*WORK TO DO*: Across the listing below, count the lines that mention the string "lost". Reply with the figure only.

━━━

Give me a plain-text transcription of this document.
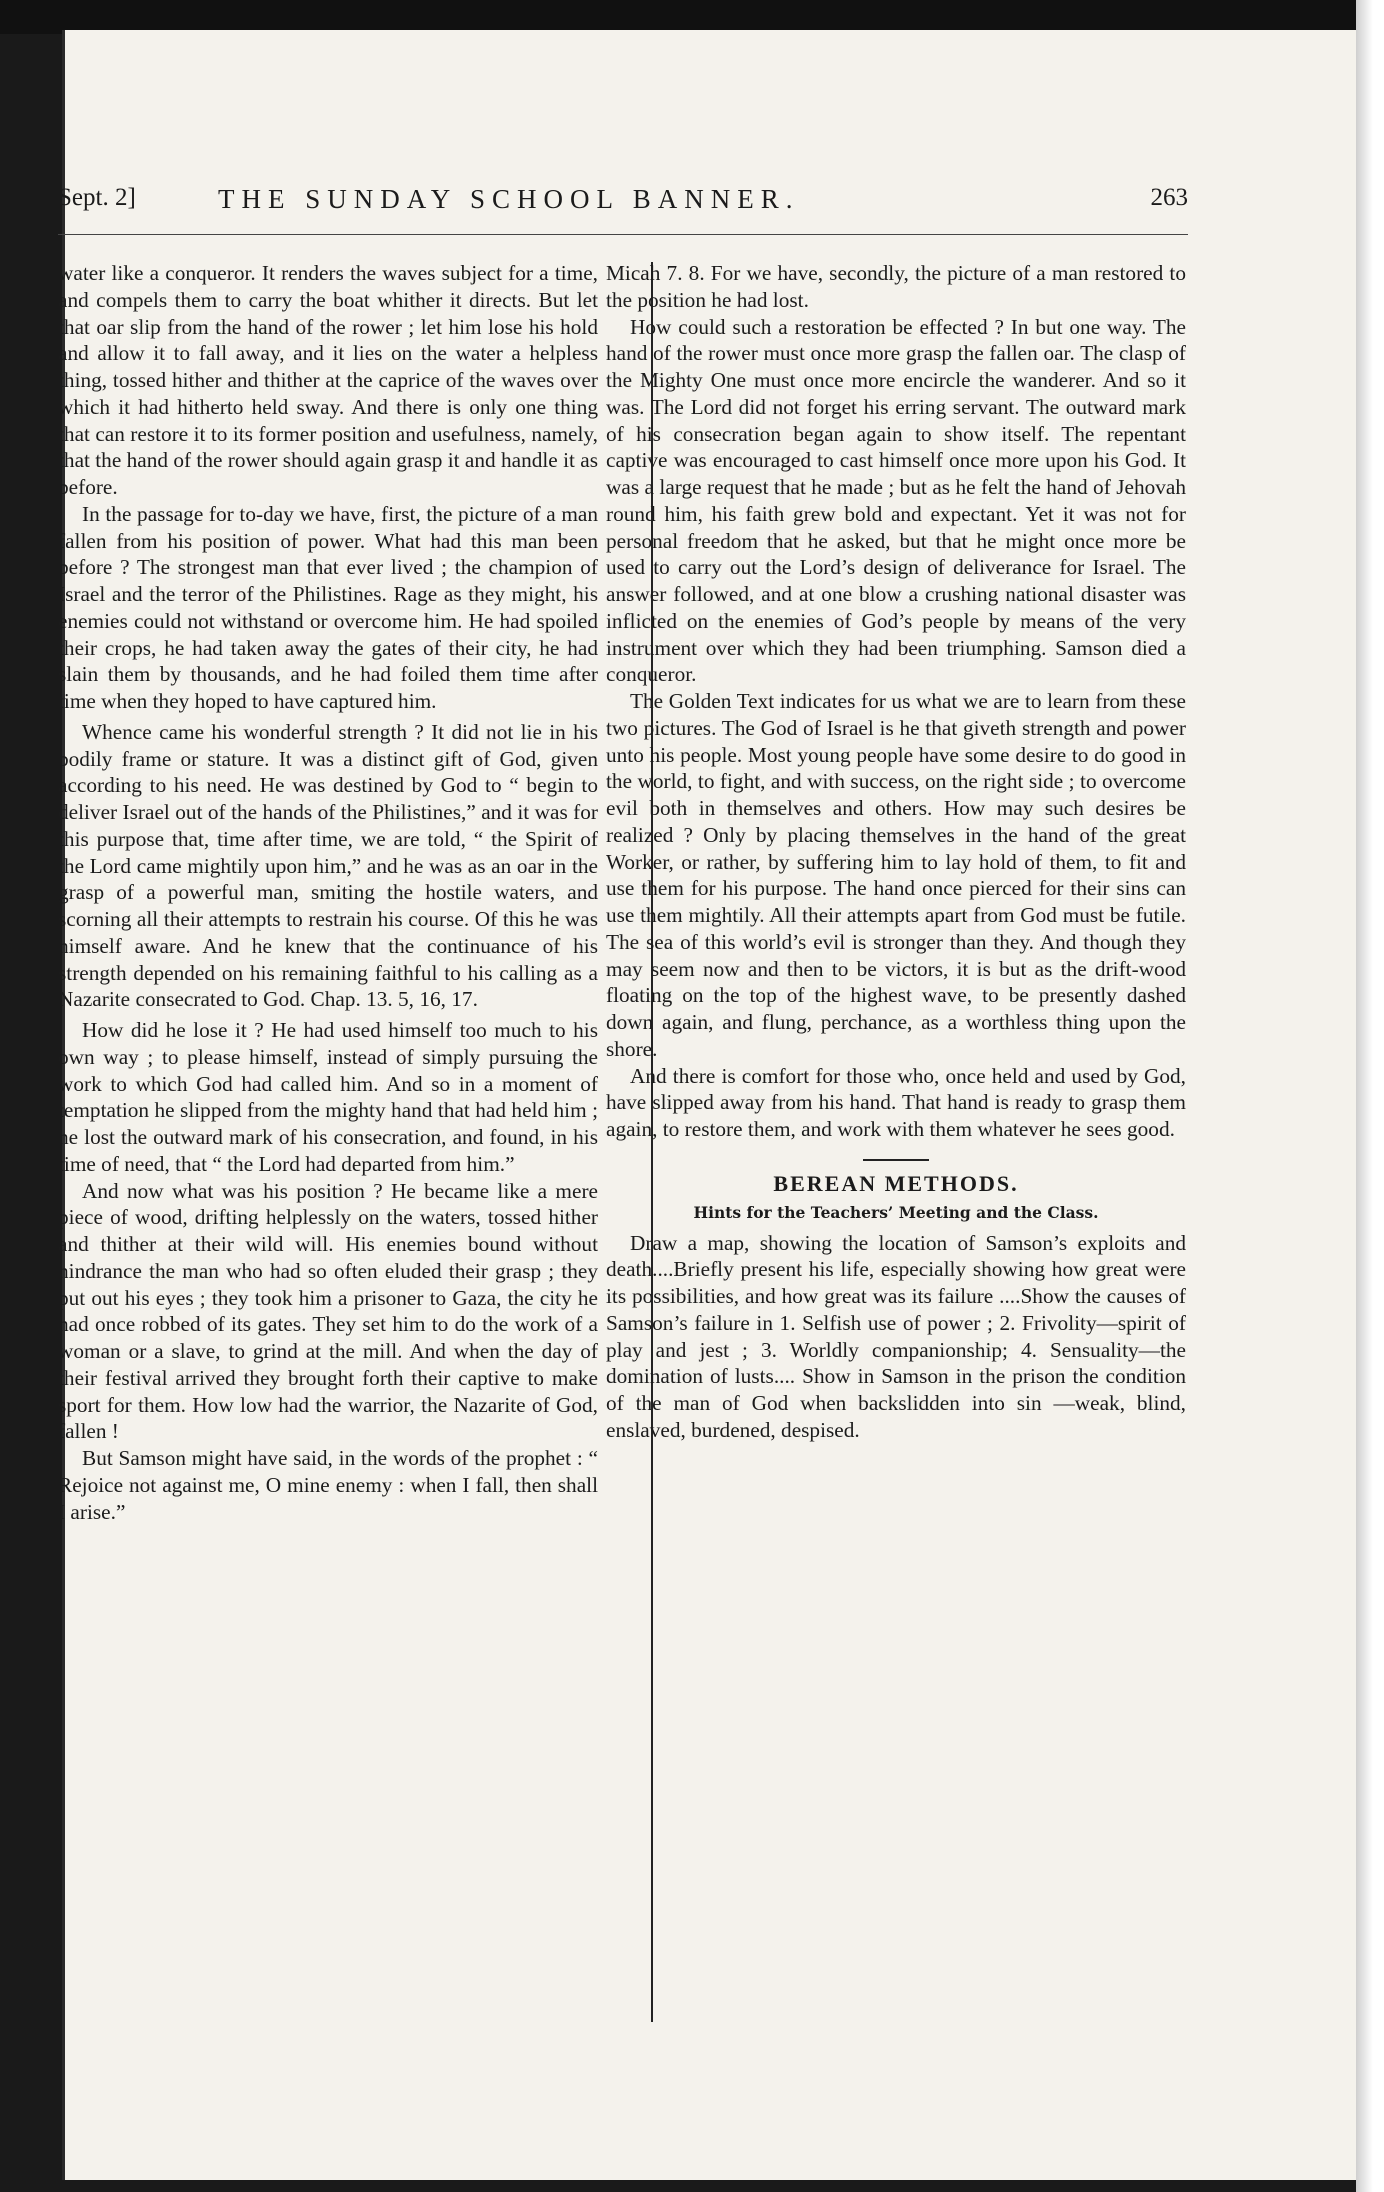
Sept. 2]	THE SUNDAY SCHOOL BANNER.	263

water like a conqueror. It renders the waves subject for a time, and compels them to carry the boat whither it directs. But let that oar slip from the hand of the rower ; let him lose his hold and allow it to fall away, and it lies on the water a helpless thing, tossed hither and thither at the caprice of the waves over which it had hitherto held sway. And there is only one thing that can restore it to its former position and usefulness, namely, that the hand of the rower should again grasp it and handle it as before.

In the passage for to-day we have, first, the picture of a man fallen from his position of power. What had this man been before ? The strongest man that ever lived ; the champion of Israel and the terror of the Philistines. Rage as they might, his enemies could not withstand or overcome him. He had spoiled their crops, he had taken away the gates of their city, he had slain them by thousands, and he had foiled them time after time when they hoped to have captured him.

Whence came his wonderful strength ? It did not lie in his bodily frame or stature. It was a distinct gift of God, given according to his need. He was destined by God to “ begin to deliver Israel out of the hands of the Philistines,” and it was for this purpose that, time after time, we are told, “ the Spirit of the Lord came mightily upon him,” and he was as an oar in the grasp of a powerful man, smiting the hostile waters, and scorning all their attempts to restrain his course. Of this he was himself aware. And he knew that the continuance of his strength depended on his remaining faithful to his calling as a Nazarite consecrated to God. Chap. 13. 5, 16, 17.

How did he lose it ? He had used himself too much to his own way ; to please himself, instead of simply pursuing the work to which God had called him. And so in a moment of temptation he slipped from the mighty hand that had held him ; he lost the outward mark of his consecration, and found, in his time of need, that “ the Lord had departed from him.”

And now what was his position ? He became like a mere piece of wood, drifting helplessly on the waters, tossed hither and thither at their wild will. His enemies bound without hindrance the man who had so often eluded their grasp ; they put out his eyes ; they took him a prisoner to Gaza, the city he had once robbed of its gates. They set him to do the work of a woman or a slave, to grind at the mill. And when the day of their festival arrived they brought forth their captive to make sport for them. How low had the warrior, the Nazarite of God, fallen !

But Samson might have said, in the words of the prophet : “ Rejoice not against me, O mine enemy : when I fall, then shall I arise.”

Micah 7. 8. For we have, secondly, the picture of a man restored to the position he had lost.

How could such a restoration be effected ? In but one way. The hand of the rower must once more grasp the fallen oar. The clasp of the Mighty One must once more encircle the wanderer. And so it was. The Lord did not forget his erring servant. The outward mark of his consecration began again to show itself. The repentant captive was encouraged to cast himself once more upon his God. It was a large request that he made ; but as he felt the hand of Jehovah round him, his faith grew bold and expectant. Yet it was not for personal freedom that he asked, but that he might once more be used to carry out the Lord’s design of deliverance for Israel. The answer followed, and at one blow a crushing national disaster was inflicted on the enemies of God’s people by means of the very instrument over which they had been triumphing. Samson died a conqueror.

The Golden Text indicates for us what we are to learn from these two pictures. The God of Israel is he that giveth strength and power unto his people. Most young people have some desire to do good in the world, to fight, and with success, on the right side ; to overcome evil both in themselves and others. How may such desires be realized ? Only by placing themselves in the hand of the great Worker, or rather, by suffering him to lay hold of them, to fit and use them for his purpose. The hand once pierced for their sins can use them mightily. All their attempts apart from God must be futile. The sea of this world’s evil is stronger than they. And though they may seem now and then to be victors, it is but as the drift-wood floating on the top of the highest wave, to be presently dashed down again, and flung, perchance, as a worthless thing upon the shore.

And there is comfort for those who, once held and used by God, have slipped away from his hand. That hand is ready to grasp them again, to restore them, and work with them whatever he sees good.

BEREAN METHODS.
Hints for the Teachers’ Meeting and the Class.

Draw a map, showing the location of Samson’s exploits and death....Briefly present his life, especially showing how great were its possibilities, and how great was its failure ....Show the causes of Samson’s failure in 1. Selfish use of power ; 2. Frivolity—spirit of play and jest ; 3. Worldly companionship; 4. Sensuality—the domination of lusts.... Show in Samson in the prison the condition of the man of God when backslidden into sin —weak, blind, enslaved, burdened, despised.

━━━

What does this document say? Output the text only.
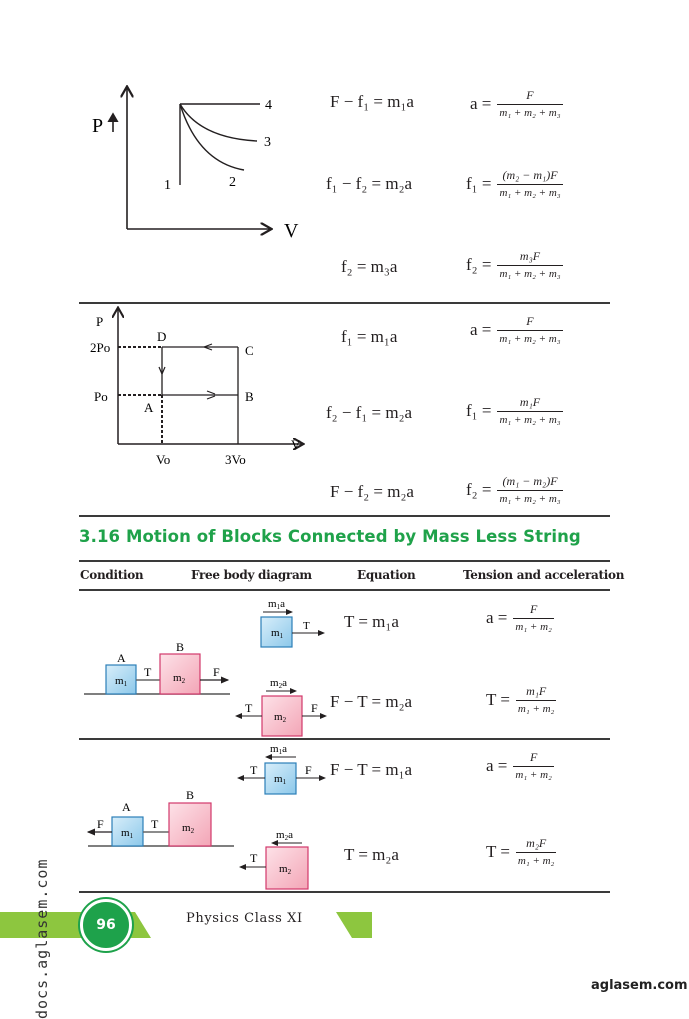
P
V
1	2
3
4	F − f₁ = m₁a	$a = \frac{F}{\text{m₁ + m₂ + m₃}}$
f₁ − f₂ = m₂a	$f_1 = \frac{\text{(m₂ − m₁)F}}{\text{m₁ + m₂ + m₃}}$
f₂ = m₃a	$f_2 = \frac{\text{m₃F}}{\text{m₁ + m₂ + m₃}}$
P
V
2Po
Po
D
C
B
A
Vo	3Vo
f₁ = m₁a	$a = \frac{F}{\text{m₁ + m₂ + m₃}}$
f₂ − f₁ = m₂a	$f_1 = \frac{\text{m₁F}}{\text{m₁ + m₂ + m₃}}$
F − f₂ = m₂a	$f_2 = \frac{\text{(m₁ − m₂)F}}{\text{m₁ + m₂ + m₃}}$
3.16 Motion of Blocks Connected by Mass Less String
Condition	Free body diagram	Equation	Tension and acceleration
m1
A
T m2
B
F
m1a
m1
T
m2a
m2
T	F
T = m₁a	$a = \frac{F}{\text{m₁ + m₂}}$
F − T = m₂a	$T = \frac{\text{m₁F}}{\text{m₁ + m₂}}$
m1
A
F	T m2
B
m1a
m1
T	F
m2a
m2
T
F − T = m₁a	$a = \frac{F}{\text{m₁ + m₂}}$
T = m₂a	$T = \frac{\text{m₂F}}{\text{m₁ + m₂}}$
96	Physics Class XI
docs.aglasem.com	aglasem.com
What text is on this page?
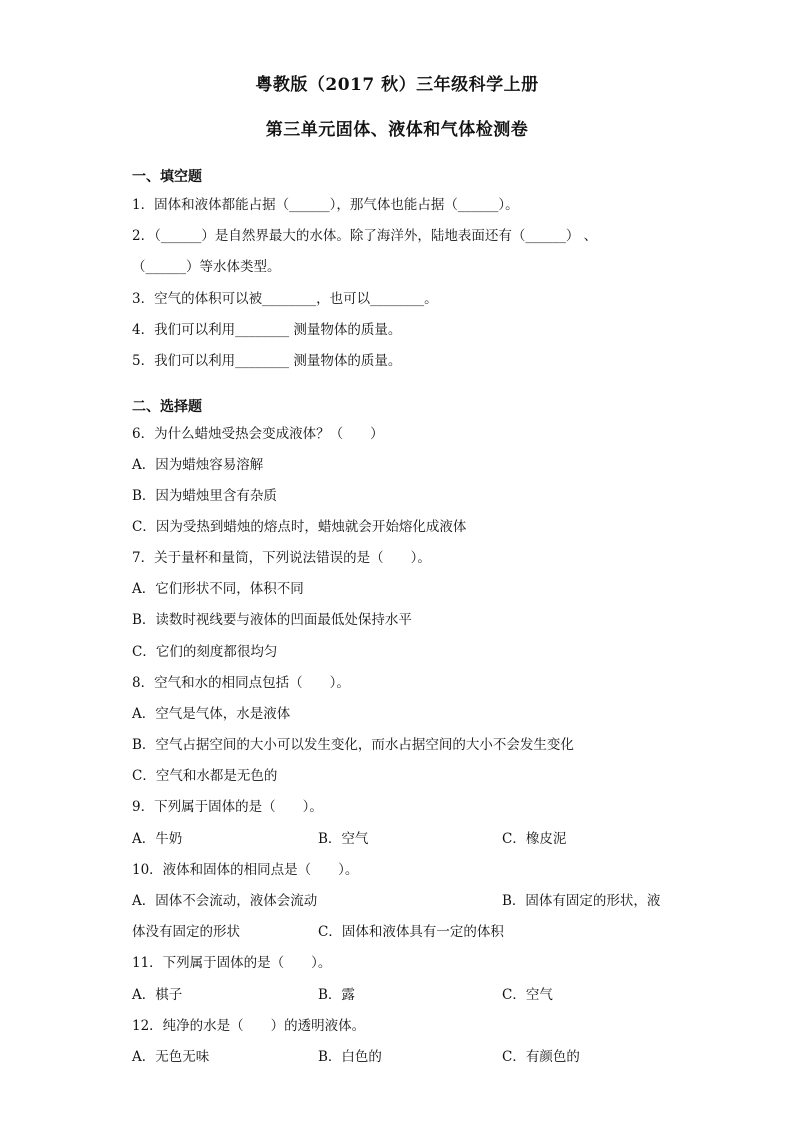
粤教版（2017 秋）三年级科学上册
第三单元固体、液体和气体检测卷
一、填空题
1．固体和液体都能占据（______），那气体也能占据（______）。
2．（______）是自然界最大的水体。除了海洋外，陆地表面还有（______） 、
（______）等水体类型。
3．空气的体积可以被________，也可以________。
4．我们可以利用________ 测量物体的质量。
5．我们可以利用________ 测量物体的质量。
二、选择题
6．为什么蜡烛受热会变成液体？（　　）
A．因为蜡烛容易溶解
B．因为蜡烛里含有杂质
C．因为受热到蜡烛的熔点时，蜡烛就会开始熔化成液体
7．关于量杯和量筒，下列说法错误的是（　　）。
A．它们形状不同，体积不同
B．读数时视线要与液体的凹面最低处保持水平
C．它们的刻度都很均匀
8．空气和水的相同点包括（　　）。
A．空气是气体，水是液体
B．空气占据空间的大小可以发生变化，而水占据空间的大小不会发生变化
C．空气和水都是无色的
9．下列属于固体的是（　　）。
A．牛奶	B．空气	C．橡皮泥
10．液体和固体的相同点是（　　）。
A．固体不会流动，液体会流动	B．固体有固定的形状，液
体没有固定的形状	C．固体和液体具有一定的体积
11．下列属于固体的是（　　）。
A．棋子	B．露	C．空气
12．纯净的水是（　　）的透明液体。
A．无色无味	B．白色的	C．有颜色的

━━━

*FULL OUTPUT*: 2